**Input rows**
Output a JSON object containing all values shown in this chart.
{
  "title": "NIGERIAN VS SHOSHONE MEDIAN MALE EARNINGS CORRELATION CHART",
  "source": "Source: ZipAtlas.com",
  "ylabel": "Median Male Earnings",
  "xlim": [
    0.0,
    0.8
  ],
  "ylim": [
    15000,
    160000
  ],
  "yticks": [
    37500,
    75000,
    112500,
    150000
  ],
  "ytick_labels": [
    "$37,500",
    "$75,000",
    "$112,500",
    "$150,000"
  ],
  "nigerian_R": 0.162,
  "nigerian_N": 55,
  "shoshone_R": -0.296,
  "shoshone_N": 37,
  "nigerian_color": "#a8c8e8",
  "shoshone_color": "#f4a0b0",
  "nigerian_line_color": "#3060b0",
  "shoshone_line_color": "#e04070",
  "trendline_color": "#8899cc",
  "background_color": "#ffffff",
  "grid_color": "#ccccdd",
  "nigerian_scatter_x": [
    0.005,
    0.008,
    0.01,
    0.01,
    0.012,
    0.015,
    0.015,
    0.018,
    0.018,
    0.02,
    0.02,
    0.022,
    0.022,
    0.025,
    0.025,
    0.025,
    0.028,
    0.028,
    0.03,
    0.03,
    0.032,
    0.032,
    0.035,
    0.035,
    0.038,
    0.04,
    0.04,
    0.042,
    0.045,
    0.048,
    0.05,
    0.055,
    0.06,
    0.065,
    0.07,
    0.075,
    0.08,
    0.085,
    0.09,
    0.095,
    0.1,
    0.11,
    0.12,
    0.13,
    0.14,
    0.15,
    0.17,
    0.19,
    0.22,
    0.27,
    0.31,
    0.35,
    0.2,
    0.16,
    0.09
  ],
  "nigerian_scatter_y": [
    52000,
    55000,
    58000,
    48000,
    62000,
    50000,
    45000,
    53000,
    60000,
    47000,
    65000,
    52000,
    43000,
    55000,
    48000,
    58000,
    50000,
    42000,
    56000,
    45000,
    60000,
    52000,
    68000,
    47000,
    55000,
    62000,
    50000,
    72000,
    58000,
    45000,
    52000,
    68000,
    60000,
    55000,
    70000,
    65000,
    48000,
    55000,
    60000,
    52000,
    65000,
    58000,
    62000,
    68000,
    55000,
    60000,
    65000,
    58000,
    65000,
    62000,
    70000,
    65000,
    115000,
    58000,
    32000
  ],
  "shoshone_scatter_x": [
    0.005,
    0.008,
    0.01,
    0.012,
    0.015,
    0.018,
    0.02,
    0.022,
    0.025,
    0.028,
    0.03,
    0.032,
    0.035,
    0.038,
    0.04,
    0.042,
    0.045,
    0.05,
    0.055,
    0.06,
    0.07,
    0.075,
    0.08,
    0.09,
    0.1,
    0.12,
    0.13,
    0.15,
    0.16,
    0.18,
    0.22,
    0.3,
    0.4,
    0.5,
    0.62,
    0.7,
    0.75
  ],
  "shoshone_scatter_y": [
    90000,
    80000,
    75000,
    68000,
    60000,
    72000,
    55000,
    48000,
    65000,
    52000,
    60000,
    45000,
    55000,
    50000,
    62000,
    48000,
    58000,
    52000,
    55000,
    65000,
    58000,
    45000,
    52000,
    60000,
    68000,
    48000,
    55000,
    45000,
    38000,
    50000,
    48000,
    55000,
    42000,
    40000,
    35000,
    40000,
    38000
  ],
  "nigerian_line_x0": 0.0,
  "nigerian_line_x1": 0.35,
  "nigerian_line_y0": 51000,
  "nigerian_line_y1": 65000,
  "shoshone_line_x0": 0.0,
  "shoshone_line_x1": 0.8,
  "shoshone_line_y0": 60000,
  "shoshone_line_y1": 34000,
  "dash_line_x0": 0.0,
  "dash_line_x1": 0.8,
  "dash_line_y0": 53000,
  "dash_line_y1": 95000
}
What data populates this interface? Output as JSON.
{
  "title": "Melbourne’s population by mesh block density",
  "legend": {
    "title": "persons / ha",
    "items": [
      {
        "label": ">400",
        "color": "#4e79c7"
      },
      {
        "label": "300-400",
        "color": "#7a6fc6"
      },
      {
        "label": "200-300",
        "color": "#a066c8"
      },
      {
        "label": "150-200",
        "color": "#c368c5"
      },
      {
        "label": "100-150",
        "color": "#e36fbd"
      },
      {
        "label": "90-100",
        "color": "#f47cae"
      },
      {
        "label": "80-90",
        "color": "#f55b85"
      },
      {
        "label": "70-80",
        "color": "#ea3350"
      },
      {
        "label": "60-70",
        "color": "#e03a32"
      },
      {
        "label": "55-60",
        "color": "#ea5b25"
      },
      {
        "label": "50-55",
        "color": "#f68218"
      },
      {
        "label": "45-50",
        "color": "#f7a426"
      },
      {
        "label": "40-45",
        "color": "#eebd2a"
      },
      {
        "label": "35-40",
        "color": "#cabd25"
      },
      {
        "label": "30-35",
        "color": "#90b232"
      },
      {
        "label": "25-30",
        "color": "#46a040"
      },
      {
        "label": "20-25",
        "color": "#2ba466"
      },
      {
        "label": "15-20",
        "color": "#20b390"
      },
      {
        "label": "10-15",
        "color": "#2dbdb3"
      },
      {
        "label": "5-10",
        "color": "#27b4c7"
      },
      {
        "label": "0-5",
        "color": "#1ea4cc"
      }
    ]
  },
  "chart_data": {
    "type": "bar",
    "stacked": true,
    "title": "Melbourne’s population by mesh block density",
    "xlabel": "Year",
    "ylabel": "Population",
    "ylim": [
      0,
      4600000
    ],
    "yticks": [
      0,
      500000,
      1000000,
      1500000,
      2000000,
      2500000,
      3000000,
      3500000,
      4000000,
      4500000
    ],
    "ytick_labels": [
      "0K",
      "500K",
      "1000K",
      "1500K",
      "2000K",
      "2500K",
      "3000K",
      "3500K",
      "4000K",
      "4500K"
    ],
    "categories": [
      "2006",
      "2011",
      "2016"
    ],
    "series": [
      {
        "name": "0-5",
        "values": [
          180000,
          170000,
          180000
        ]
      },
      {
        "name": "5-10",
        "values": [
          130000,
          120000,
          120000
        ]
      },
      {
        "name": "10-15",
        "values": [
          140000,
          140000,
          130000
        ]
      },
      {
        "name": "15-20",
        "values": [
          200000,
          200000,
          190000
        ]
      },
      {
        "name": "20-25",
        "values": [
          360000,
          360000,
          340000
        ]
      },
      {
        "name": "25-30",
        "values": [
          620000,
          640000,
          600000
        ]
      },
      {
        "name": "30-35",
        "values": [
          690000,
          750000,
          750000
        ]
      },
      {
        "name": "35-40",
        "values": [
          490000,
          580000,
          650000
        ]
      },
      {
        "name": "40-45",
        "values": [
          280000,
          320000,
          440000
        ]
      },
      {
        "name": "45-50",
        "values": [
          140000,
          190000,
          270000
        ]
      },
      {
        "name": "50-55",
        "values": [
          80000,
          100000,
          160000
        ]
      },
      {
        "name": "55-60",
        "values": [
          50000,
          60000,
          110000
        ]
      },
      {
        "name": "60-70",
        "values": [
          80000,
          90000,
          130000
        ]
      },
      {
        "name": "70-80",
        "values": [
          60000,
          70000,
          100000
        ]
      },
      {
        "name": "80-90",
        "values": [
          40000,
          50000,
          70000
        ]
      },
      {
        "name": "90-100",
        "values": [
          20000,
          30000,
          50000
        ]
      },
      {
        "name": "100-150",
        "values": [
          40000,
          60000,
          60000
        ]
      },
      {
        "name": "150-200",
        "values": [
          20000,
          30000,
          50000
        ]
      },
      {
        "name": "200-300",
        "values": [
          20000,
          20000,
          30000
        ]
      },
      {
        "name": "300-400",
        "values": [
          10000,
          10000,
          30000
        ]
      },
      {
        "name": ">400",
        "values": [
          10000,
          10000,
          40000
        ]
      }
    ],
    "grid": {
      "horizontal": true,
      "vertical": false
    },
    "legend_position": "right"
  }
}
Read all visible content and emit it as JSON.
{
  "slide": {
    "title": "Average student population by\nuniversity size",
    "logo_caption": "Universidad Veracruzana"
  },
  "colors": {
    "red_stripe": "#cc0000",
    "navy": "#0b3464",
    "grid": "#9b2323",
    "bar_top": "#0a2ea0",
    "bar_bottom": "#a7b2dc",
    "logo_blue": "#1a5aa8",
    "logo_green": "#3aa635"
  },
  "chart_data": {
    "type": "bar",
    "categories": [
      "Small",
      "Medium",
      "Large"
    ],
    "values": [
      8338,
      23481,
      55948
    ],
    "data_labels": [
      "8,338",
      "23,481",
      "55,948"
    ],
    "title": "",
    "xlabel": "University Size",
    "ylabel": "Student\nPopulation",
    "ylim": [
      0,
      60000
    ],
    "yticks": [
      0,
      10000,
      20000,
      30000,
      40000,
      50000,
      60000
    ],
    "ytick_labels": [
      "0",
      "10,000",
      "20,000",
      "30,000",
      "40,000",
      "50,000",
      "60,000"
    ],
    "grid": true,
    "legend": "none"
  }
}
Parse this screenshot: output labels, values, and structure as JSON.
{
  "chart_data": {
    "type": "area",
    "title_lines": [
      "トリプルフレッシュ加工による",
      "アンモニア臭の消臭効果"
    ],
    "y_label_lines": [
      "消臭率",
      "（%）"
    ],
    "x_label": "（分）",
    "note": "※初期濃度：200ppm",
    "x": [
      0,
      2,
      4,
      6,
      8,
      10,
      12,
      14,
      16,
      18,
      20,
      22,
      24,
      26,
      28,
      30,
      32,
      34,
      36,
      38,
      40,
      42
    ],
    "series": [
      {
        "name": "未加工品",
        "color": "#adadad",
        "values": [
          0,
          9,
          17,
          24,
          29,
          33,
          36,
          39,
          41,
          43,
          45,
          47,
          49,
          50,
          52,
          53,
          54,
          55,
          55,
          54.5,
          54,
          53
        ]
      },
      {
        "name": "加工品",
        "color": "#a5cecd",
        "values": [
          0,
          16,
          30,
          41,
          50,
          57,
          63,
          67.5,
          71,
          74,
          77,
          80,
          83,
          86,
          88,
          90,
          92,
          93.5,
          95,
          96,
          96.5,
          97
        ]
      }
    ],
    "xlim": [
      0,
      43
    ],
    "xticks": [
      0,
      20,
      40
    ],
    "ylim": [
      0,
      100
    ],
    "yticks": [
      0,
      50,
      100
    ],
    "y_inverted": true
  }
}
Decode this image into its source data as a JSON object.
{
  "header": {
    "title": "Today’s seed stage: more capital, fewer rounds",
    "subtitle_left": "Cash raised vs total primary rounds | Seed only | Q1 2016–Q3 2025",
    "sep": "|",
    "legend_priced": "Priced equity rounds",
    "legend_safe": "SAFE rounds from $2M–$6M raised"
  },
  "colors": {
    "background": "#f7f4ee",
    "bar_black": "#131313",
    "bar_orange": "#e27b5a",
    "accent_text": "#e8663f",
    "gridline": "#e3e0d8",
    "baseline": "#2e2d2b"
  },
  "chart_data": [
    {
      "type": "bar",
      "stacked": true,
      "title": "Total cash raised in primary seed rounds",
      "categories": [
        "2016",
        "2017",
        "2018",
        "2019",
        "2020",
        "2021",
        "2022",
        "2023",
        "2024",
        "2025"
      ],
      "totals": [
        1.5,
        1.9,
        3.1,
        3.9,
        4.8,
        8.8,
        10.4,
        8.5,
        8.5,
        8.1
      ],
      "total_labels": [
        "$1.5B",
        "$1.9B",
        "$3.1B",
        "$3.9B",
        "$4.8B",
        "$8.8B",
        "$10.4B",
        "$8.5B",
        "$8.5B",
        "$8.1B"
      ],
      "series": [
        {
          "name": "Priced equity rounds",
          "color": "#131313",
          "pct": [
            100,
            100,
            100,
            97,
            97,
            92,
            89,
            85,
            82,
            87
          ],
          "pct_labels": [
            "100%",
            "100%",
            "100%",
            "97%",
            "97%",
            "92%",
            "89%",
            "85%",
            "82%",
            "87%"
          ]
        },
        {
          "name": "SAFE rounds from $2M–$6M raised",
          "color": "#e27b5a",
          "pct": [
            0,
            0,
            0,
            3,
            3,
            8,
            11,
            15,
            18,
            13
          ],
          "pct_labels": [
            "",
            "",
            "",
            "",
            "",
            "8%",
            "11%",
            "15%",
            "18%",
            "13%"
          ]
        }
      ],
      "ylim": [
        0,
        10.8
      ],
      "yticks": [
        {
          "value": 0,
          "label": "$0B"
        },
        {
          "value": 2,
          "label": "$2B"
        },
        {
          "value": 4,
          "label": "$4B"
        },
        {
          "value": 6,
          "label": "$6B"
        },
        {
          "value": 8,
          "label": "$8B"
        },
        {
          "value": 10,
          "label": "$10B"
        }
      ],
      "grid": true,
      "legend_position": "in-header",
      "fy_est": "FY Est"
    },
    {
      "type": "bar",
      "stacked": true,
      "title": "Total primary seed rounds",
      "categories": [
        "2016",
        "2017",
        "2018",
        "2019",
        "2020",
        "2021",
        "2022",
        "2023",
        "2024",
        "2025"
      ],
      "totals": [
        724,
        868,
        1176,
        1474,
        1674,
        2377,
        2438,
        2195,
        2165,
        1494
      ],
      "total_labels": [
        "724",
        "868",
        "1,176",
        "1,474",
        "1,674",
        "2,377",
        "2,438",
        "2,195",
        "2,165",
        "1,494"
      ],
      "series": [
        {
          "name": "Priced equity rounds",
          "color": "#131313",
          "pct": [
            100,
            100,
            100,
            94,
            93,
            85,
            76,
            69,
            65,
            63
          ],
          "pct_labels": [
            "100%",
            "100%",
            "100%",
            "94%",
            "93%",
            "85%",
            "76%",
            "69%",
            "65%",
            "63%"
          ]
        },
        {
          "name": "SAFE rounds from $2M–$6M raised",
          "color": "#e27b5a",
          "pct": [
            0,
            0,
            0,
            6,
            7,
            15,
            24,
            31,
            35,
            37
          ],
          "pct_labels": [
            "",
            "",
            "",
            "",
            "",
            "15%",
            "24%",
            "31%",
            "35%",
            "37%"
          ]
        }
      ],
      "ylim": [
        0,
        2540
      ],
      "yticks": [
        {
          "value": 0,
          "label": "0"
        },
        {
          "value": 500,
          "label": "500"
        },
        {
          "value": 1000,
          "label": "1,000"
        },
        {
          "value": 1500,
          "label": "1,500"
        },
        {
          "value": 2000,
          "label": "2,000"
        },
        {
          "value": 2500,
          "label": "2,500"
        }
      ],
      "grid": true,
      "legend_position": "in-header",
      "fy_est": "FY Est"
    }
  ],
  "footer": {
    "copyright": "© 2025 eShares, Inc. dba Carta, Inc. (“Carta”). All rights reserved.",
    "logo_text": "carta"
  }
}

**Exercise objective**
Return each line with "raised".

**Solved exercise**
    "subtitle_left": "Cash raised vs total primary rounds | Seed only | Q1 2016–Q3 2025",
    "legend_safe": "SAFE rounds from $2M–$6M raised"
      "title": "Total cash raised in primary seed rounds",
          "name": "SAFE rounds from $2M–$6M raised",
          "name": "SAFE rounds from $2M–$6M raised",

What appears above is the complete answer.